### PROMPT
Omit the images. Copy each entry word for word.

### MATERIAL FOR THIS EXERCISE
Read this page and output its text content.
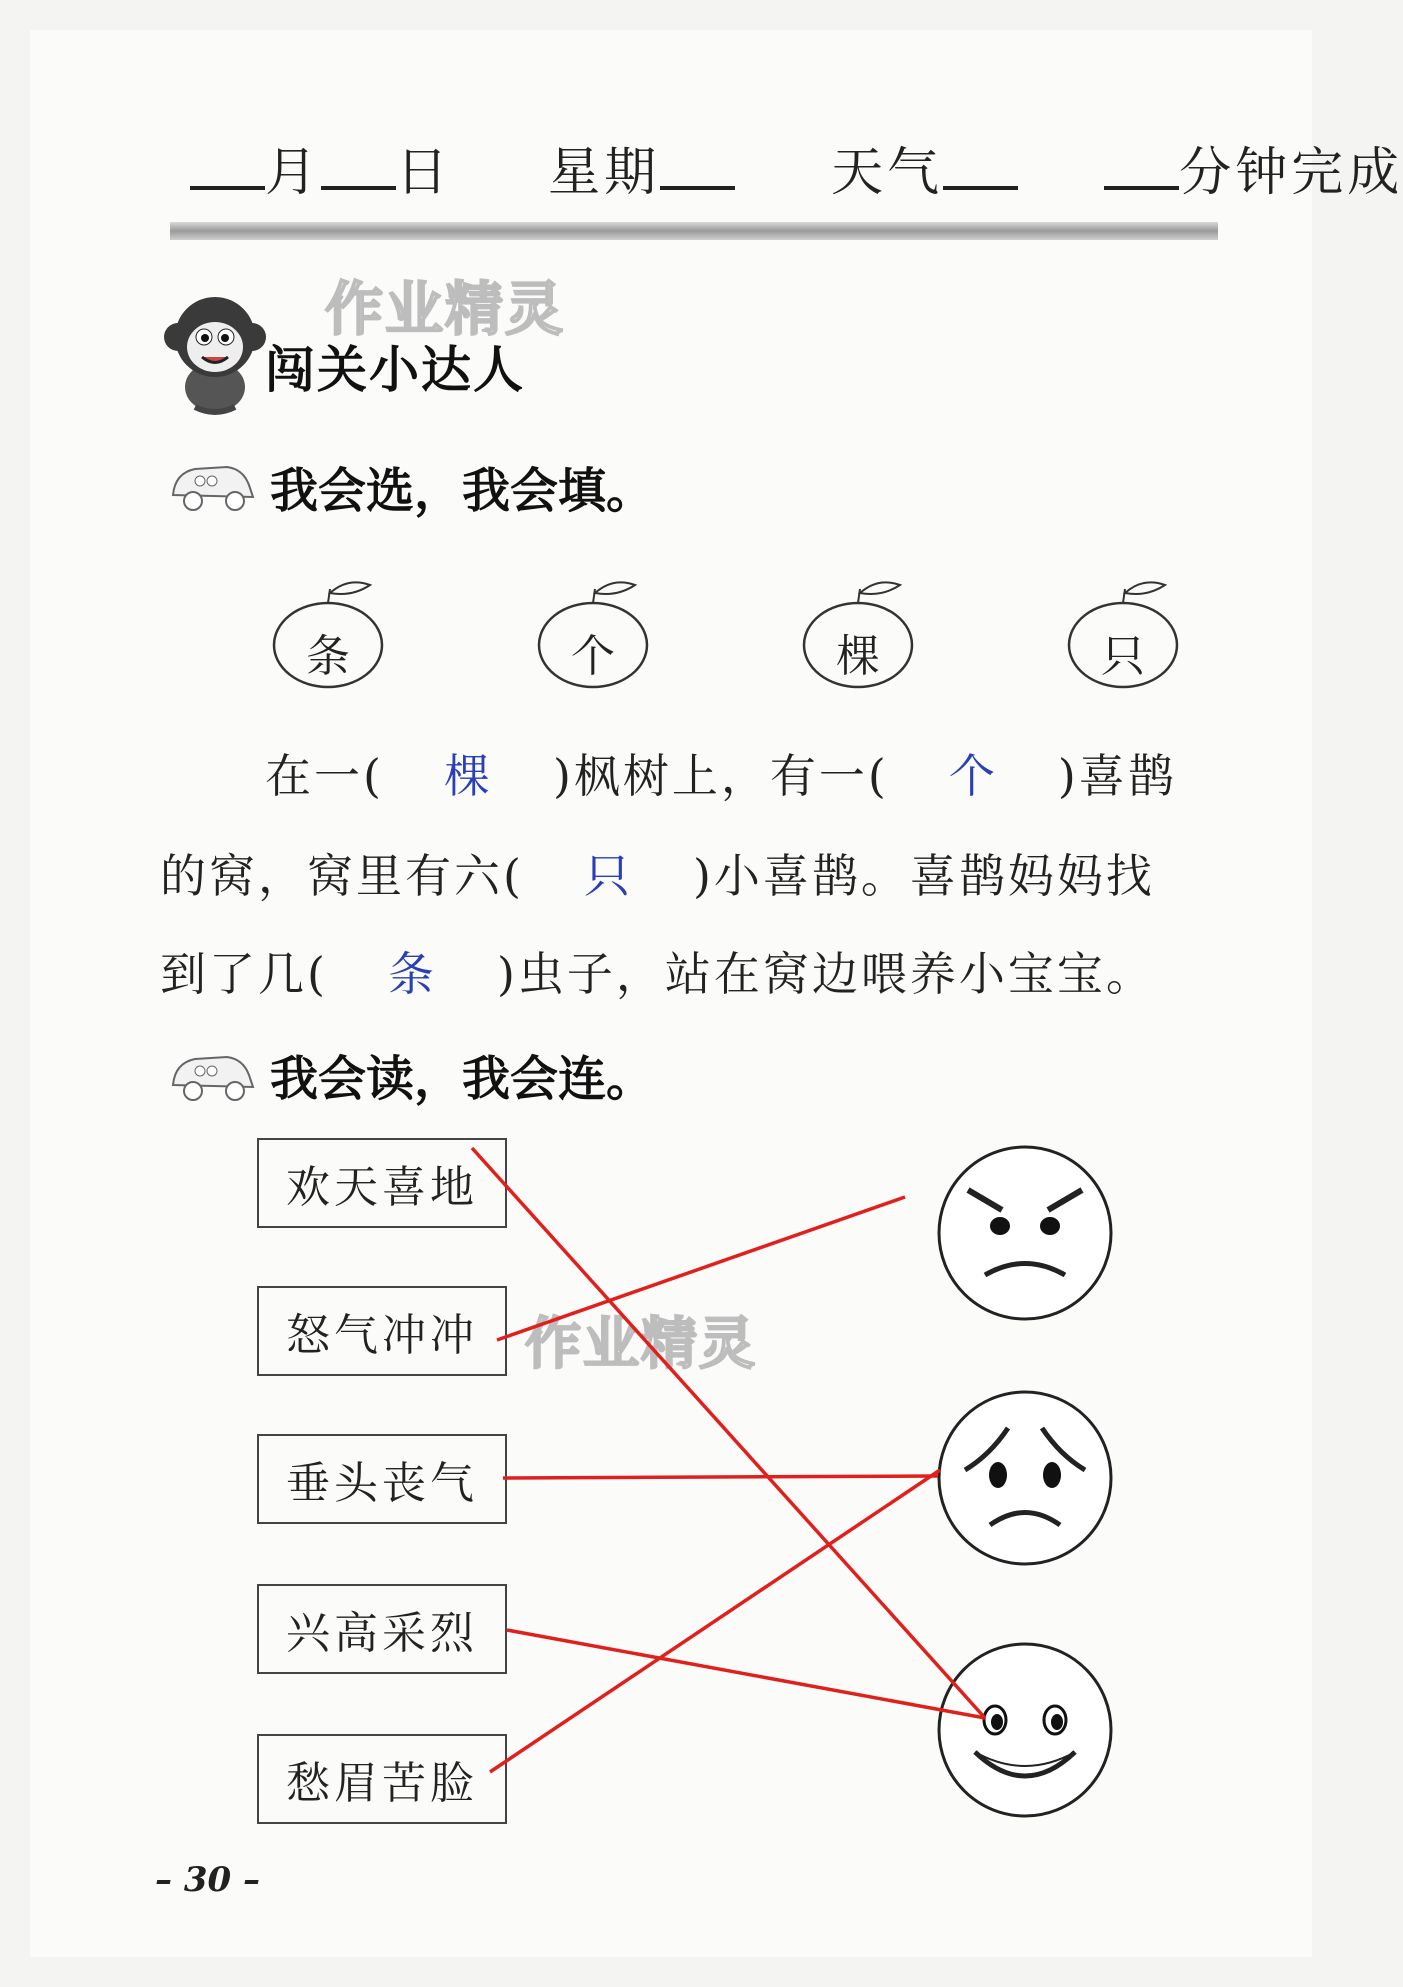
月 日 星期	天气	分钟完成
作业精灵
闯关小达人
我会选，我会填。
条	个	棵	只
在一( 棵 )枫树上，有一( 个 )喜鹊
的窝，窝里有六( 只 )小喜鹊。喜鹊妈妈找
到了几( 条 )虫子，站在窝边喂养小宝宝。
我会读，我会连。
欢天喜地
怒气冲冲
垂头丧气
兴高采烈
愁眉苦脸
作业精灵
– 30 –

### EXERCISE RESPONSE
Read this page and output its text content.
月 日 星期	天气	分钟完成
作业精灵
闯关小达人
我会选，我会填。
条	个	棵	只
在一( 棵 )枫树上，有一( 个 )喜鹊
的窝，窝里有六( 只 )小喜鹊。喜鹊妈妈找
到了几( 条 )虫子，站在窝边喂养小宝宝。
我会读，我会连。
欢天喜地
怒气冲冲
垂头丧气
兴高采烈
愁眉苦脸
作业精灵
– 30 –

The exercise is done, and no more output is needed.